▶ **MATERIAL PROVIDED**
++++++
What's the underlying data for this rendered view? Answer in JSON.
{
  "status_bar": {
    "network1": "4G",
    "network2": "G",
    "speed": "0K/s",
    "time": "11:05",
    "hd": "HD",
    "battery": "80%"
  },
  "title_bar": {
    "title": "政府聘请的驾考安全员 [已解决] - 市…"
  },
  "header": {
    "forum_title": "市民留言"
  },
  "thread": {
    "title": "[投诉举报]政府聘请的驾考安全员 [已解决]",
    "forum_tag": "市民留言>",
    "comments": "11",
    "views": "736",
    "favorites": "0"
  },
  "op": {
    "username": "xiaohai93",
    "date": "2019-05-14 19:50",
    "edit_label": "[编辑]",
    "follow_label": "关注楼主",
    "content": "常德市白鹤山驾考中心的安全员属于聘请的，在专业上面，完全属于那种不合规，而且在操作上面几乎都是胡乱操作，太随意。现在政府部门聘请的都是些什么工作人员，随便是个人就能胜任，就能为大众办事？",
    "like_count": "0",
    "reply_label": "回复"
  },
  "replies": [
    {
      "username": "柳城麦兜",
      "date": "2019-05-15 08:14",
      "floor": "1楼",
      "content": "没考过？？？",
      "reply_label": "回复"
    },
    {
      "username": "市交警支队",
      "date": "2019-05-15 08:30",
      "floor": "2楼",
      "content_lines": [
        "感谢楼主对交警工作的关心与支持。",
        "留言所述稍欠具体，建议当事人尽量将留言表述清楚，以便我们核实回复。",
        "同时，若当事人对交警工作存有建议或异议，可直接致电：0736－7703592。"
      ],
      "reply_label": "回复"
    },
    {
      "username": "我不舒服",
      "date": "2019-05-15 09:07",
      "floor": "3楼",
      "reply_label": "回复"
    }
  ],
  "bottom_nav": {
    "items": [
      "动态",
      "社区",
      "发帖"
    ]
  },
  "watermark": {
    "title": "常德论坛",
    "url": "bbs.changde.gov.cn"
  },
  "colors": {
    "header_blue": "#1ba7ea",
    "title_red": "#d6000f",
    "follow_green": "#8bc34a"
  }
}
++++++
▶ **STATED GOAL**
Recopy all the lines exactly as they appear.

▶ **FINISHED EXERCISE**
What's the underlying data for this rendered view? Answer in JSON.
{
  "status_bar": {
    "network1": "4G",
    "network2": "G",
    "speed": "0K/s",
    "time": "11:05",
    "hd": "HD",
    "battery": "80%"
  },
  "title_bar": {
    "title": "政府聘请的驾考安全员 [已解决] - 市…"
  },
  "header": {
    "forum_title": "市民留言"
  },
  "thread": {
    "title": "[投诉举报]政府聘请的驾考安全员 [已解决]",
    "forum_tag": "市民留言>",
    "comments": "11",
    "views": "736",
    "favorites": "0"
  },
  "op": {
    "username": "xiaohai93",
    "date": "2019-05-14 19:50",
    "edit_label": "[编辑]",
    "follow_label": "关注楼主",
    "content": "常德市白鹤山驾考中心的安全员属于聘请的，在专业上面，完全属于那种不合规，而且在操作上面几乎都是胡乱操作，太随意。现在政府部门聘请的都是些什么工作人员，随便是个人就能胜任，就能为大众办事？",
    "like_count": "0",
    "reply_label": "回复"
  },
  "replies": [
    {
      "username": "柳城麦兜",
      "date": "2019-05-15 08:14",
      "floor": "1楼",
      "content": "没考过？？？",
      "reply_label": "回复"
    },
    {
      "username": "市交警支队",
      "date": "2019-05-15 08:30",
      "floor": "2楼",
      "content_lines": [
        "感谢楼主对交警工作的关心与支持。",
        "留言所述稍欠具体，建议当事人尽量将留言表述清楚，以便我们核实回复。",
        "同时，若当事人对交警工作存有建议或异议，可直接致电：0736－7703592。"
      ],
      "reply_label": "回复"
    },
    {
      "username": "我不舒服",
      "date": "2019-05-15 09:07",
      "floor": "3楼",
      "reply_label": "回复"
    }
  ],
  "bottom_nav": {
    "items": [
      "动态",
      "社区",
      "发帖"
    ]
  },
  "watermark": {
    "title": "常德论坛",
    "url": "bbs.changde.gov.cn"
  },
  "colors": {
    "header_blue": "#1ba7ea",
    "title_red": "#d6000f",
    "follow_green": "#8bc34a"
  }
}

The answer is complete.